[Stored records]
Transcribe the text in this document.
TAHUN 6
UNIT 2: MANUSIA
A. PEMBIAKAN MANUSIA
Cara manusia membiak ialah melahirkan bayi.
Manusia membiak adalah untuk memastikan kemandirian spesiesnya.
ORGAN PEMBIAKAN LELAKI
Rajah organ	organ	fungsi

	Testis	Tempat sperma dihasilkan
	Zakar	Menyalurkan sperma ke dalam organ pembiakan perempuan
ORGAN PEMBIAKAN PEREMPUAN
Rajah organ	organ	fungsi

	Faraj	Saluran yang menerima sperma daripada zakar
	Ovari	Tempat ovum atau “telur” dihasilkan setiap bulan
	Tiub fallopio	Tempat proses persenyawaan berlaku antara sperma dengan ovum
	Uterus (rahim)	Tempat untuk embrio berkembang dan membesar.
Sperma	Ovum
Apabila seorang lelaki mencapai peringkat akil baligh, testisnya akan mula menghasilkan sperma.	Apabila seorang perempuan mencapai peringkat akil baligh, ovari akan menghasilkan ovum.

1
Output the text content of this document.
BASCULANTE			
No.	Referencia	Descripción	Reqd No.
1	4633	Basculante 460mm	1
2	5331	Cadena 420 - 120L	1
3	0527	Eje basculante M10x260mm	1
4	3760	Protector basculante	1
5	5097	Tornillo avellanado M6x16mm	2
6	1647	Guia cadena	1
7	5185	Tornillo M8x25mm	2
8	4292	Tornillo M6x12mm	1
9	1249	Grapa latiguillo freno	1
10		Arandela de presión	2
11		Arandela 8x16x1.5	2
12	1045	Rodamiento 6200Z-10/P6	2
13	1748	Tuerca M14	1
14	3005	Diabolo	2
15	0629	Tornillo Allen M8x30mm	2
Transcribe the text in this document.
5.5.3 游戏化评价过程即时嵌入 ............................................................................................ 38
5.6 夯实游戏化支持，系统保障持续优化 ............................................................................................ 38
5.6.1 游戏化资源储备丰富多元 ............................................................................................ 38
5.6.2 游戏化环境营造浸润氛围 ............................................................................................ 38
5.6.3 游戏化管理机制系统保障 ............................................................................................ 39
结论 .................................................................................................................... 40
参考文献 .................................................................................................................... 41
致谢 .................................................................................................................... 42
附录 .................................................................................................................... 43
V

▸ **Aim of the task**: Write out every entry again, keeping each line exactly the same.

▸ **Full response**:
Transcribe the text in this document.
TAHUN 6
UNIT 2: MANUSIA
A. PEMBIAKAN MANUSIA
Cara manusia membiak ialah melahirkan bayi.
Manusia membiak adalah untuk memastikan kemandirian spesiesnya.
ORGAN PEMBIAKAN LELAKI
Rajah organ	organ	fungsi

	Testis	Tempat sperma dihasilkan
	Zakar	Menyalurkan sperma ke dalam organ pembiakan perempuan
ORGAN PEMBIAKAN PEREMPUAN
Rajah organ	organ	fungsi

	Faraj	Saluran yang menerima sperma daripada zakar
	Ovari	Tempat ovum atau “telur” dihasilkan setiap bulan
	Tiub fallopio	Tempat proses persenyawaan berlaku antara sperma dengan ovum
	Uterus (rahim)	Tempat untuk embrio berkembang dan membesar.
Sperma	Ovum
Apabila seorang lelaki mencapai peringkat akil baligh, testisnya akan mula menghasilkan sperma.	Apabila seorang perempuan mencapai peringkat akil baligh, ovari akan menghasilkan ovum.

1
Output the text content of this document.
BASCULANTE			
No.	Referencia	Descripción	Reqd No.
1	4633	Basculante 460mm	1
2	5331	Cadena 420 - 120L	1
3	0527	Eje basculante M10x260mm	1
4	3760	Protector basculante	1
5	5097	Tornillo avellanado M6x16mm	2
6	1647	Guia cadena	1
7	5185	Tornillo M8x25mm	2
8	4292	Tornillo M6x12mm	1
9	1249	Grapa latiguillo freno	1
10		Arandela de presión	2
11		Arandela 8x16x1.5	2
12	1045	Rodamiento 6200Z-10/P6	2
13	1748	Tuerca M14	1
14	3005	Diabolo	2
15	0629	Tornillo Allen M8x30mm	2
Transcribe the text in this document.
5.5.3 游戏化评价过程即时嵌入 ............................................................................................ 38
5.6 夯实游戏化支持，系统保障持续优化 ............................................................................................ 38
5.6.1 游戏化资源储备丰富多元 ............................................................................................ 38
5.6.2 游戏化环境营造浸润氛围 ............................................................................................ 38
5.6.3 游戏化管理机制系统保障 ............................................................................................ 39
结论 .................................................................................................................... 40
参考文献 .................................................................................................................... 41
致谢 .................................................................................................................... 42
附录 .................................................................................................................... 43
V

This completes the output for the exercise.